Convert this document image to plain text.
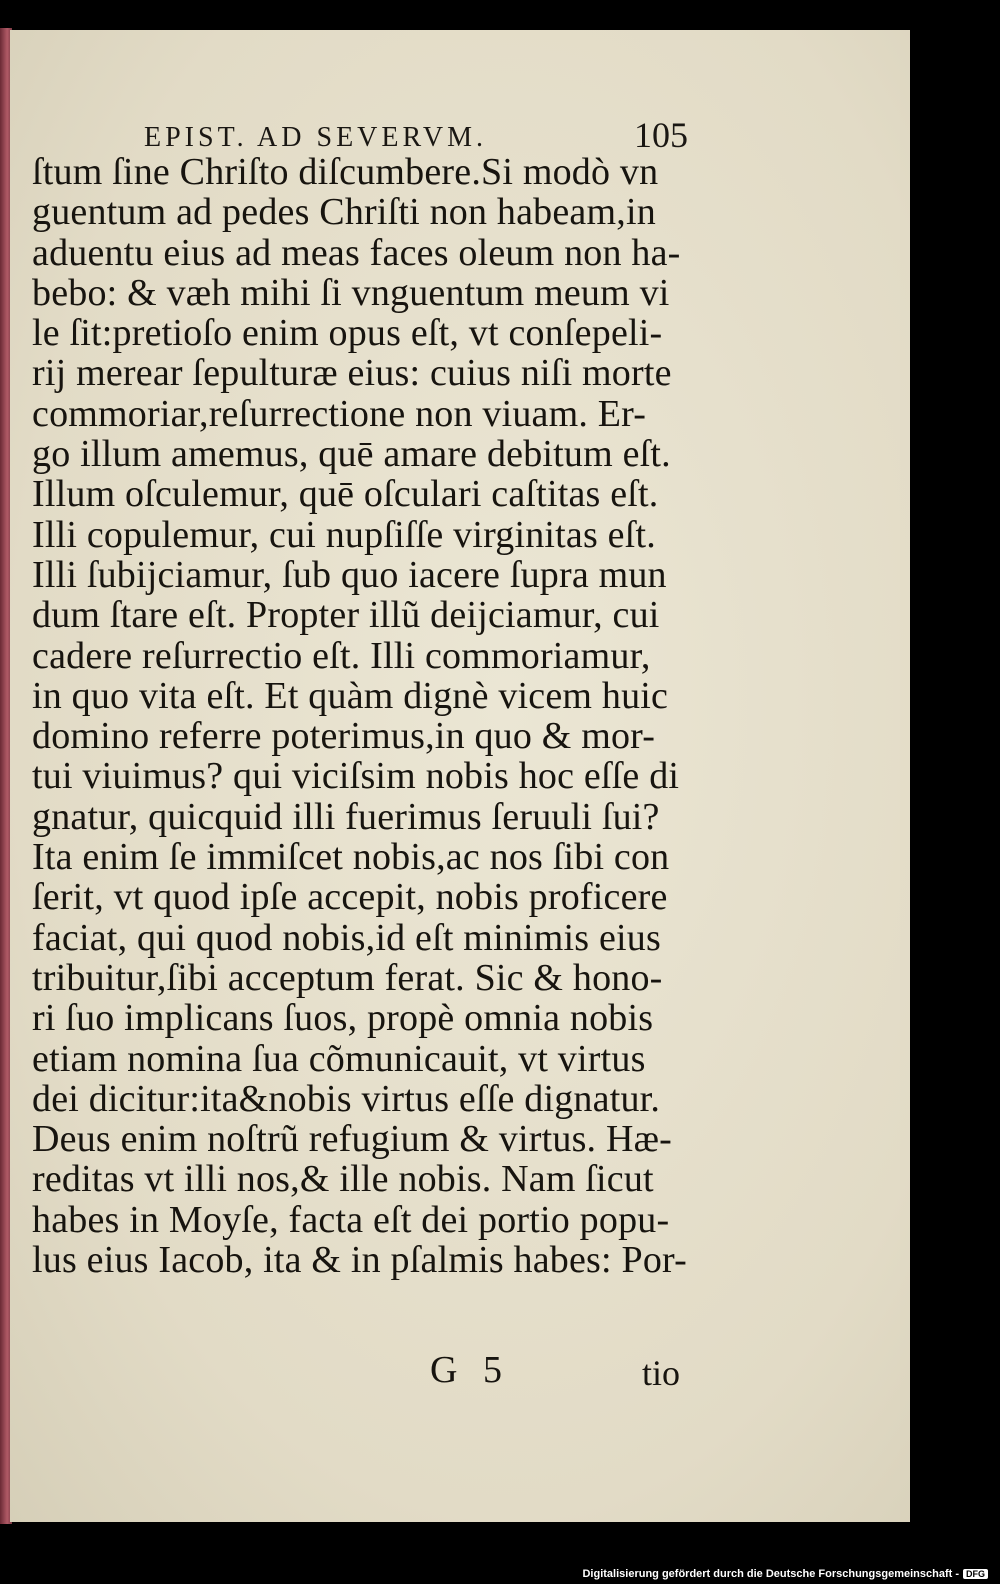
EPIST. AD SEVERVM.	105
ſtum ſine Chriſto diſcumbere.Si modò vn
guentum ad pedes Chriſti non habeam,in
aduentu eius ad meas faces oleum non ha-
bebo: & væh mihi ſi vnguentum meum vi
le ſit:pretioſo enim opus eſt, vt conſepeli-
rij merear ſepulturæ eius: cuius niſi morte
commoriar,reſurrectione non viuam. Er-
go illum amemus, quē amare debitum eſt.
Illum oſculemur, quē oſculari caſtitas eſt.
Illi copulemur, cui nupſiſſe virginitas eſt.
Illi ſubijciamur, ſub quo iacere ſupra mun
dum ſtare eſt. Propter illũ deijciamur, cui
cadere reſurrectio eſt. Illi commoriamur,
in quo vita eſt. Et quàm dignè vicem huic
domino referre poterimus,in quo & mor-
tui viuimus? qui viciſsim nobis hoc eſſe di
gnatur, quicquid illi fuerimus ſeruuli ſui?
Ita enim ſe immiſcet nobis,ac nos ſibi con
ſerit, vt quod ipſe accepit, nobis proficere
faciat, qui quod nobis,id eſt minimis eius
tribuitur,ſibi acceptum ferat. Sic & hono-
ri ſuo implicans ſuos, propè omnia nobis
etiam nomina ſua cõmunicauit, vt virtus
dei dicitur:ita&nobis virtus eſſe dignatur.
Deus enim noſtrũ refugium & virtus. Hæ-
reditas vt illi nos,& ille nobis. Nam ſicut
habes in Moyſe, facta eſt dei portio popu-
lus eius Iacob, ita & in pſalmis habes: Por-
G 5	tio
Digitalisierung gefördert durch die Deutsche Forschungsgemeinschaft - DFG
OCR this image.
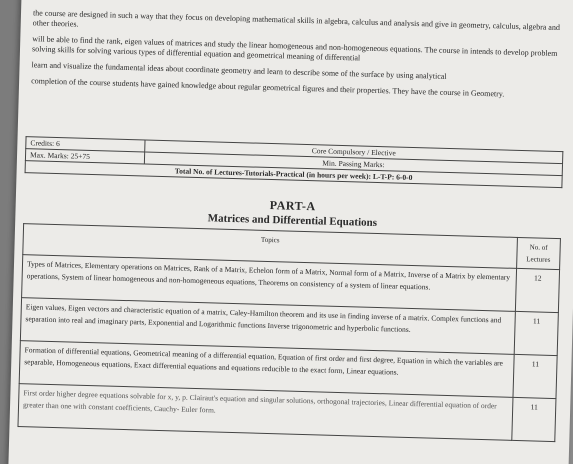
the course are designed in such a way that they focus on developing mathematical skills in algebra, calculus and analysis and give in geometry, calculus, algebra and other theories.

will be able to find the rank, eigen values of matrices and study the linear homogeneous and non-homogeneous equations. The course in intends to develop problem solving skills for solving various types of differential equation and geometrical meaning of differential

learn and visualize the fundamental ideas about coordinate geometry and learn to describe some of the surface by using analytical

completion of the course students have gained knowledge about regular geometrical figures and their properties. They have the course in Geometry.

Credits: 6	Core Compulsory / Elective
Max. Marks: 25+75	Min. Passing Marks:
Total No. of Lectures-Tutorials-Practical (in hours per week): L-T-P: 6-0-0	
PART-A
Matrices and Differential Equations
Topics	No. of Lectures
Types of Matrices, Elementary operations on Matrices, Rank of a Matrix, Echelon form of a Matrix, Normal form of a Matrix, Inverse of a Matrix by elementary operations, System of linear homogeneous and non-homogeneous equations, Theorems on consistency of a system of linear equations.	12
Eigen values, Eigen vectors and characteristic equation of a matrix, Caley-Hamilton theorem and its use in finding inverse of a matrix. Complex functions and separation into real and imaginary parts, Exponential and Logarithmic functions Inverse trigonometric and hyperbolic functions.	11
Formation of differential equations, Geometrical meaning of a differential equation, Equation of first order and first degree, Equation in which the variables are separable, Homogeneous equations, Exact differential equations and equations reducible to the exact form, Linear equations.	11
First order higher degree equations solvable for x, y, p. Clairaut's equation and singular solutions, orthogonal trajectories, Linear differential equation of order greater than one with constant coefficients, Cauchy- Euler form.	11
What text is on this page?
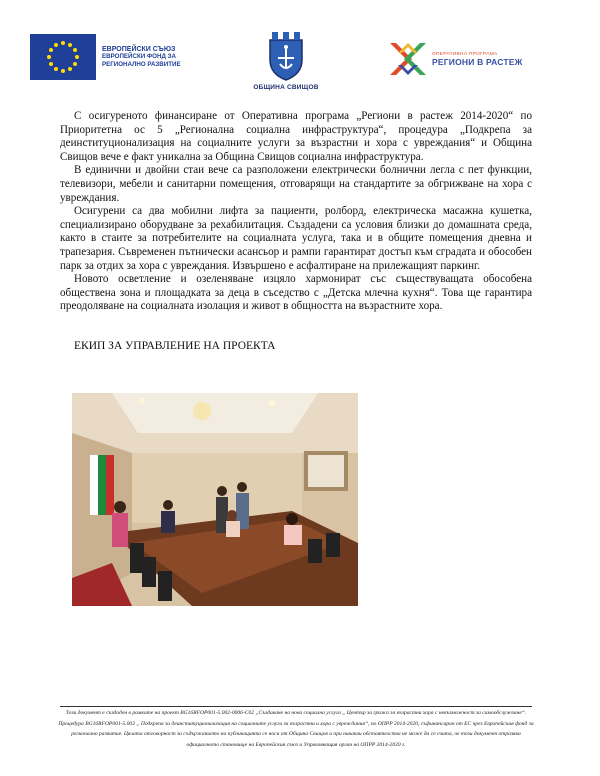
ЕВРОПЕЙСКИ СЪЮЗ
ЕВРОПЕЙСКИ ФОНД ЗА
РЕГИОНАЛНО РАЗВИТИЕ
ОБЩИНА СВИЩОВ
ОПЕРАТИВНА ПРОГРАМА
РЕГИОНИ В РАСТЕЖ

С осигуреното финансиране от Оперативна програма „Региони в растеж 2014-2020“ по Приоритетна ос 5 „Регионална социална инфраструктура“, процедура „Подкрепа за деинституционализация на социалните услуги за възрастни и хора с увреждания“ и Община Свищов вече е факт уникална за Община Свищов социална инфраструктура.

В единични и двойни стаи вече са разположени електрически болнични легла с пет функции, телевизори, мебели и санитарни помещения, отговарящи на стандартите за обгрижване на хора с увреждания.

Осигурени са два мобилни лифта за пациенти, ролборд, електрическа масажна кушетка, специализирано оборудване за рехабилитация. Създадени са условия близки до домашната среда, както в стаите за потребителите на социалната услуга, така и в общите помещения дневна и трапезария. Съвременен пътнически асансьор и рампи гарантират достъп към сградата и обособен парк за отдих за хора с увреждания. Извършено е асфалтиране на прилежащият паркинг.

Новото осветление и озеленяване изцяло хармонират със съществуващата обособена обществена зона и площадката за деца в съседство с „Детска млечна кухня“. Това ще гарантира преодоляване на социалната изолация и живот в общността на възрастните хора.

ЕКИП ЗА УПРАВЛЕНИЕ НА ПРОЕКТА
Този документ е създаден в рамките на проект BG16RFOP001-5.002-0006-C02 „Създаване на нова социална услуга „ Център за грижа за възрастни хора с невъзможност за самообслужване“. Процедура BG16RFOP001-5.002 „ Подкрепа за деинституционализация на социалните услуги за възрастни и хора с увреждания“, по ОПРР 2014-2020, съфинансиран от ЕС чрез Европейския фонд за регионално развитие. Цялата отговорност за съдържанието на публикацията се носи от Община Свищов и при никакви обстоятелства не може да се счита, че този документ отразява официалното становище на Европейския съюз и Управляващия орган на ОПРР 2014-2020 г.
━━━━━━━━━━
Do this ▸
Leave out the pictures and give the listing above again exactly.

Worked solution ▸
Convert this document image to plain text.
EPIST. AD SEVERVM.	105
ſtum ſine Chriſto diſcumbere.Si modò vn
guentum ad pedes Chriſti non habeam,in
aduentu eius ad meas faces oleum non ha-
bebo: & væh mihi ſi vnguentum meum vi
le ſit:pretioſo enim opus eſt, vt conſepeli-
rij merear ſepulturæ eius: cuius niſi morte
commoriar,reſurrectione non viuam. Er-
go illum amemus, quē amare debitum eſt.
Illum oſculemur, quē oſculari caſtitas eſt.
Illi copulemur, cui nupſiſſe virginitas eſt.
Illi ſubijciamur, ſub quo iacere ſupra mun
dum ſtare eſt. Propter illũ deijciamur, cui
cadere reſurrectio eſt. Illi commoriamur,
in quo vita eſt. Et quàm dignè vicem huic
domino referre poterimus,in quo & mor-
tui viuimus? qui viciſsim nobis hoc eſſe di
gnatur, quicquid illi fuerimus ſeruuli ſui?
Ita enim ſe immiſcet nobis,ac nos ſibi con
ſerit, vt quod ipſe accepit, nobis proficere
faciat, qui quod nobis,id eſt minimis eius
tribuitur,ſibi acceptum ferat. Sic & hono-
ri ſuo implicans ſuos, propè omnia nobis
etiam nomina ſua cõmunicauit, vt virtus
dei dicitur:ita&nobis virtus eſſe dignatur.
Deus enim noſtrũ refugium & virtus. Hæ-
reditas vt illi nos,& ille nobis. Nam ſicut
habes in Moyſe, facta eſt dei portio popu-
lus eius Iacob, ita & in pſalmis habes: Por-
G 5	tio
Digitalisierung gefördert durch die Deutsche Forschungsgemeinschaft - DFG
OCR this image.
the course are designed in such a way that they focus on developing mathematical skills in algebra, calculus and analysis and give in geometry, calculus, algebra and other theories.

will be able to find the rank, eigen values of matrices and study the linear homogeneous and non-homogeneous equations. The course in intends to develop problem solving skills for solving various types of differential equation and geometrical meaning of differential

learn and visualize the fundamental ideas about coordinate geometry and learn to describe some of the surface by using analytical

completion of the course students have gained knowledge about regular geometrical figures and their properties. They have the course in Geometry.

Credits: 6	Core Compulsory / Elective
Max. Marks: 25+75	Min. Passing Marks:
Total No. of Lectures-Tutorials-Practical (in hours per week): L-T-P: 6-0-0	
PART-A
Matrices and Differential Equations
Topics	No. of Lectures
Types of Matrices, Elementary operations on Matrices, Rank of a Matrix, Echelon form of a Matrix, Normal form of a Matrix, Inverse of a Matrix by elementary operations, System of linear homogeneous and non-homogeneous equations, Theorems on consistency of a system of linear equations.	12
Eigen values, Eigen vectors and characteristic equation of a matrix, Caley-Hamilton theorem and its use in finding inverse of a matrix. Complex functions and separation into real and imaginary parts, Exponential and Logarithmic functions Inverse trigonometric and hyperbolic functions.	11
Formation of differential equations, Geometrical meaning of a differential equation, Equation of first order and first degree, Equation in which the variables are separable, Homogeneous equations, Exact differential equations and equations reducible to the exact form, Linear equations.	11
First order higher degree equations solvable for x, y, p. Clairaut's equation and singular solutions, orthogonal trajectories, Linear differential equation of order greater than one with constant coefficients, Cauchy- Euler form.	11
What text is on this page?
ЕВРОПЕЙСКИ СЪЮЗ
ЕВРОПЕЙСКИ ФОНД ЗА
РЕГИОНАЛНО РАЗВИТИЕ
ОБЩИНА СВИЩОВ
ОПЕРАТИВНА ПРОГРАМА
РЕГИОНИ В РАСТЕЖ

С осигуреното финансиране от Оперативна програма „Региони в растеж 2014-2020“ по Приоритетна ос 5 „Регионална социална инфраструктура“, процедура „Подкрепа за деинституционализация на социалните услуги за възрастни и хора с увреждания“ и Община Свищов вече е факт уникална за Община Свищов социална инфраструктура.

В единични и двойни стаи вече са разположени електрически болнични легла с пет функции, телевизори, мебели и санитарни помещения, отговарящи на стандартите за обгрижване на хора с увреждания.

Осигурени са два мобилни лифта за пациенти, ролборд, електрическа масажна кушетка, специализирано оборудване за рехабилитация. Създадени са условия близки до домашната среда, както в стаите за потребителите на социалната услуга, така и в общите помещения дневна и трапезария. Съвременен пътнически асансьор и рампи гарантират достъп към сградата и обособен парк за отдих за хора с увреждания. Извършено е асфалтиране на прилежащият паркинг.

Новото осветление и озеленяване изцяло хармонират със съществуващата обособена обществена зона и площадката за деца в съседство с „Детска млечна кухня“. Това ще гарантира преодоляване на социалната изолация и живот в общността на възрастните хора.

ЕКИП ЗА УПРАВЛЕНИЕ НА ПРОЕКТА
Този документ е създаден в рамките на проект BG16RFOP001-5.002-0006-C02 „Създаване на нова социална услуга „ Център за грижа за възрастни хора с невъзможност за самообслужване“. Процедура BG16RFOP001-5.002 „ Подкрепа за деинституционализация на социалните услуги за възрастни и хора с увреждания“, по ОПРР 2014-2020, съфинансиран от ЕС чрез Европейския фонд за регионално развитие. Цялата отговорност за съдържанието на публикацията се носи от Община Свищов и при никакви обстоятелства не може да се счита, че този документ отразява официалното становище на Европейския съюз и Управляващия орган на ОПРР 2014-2020 г.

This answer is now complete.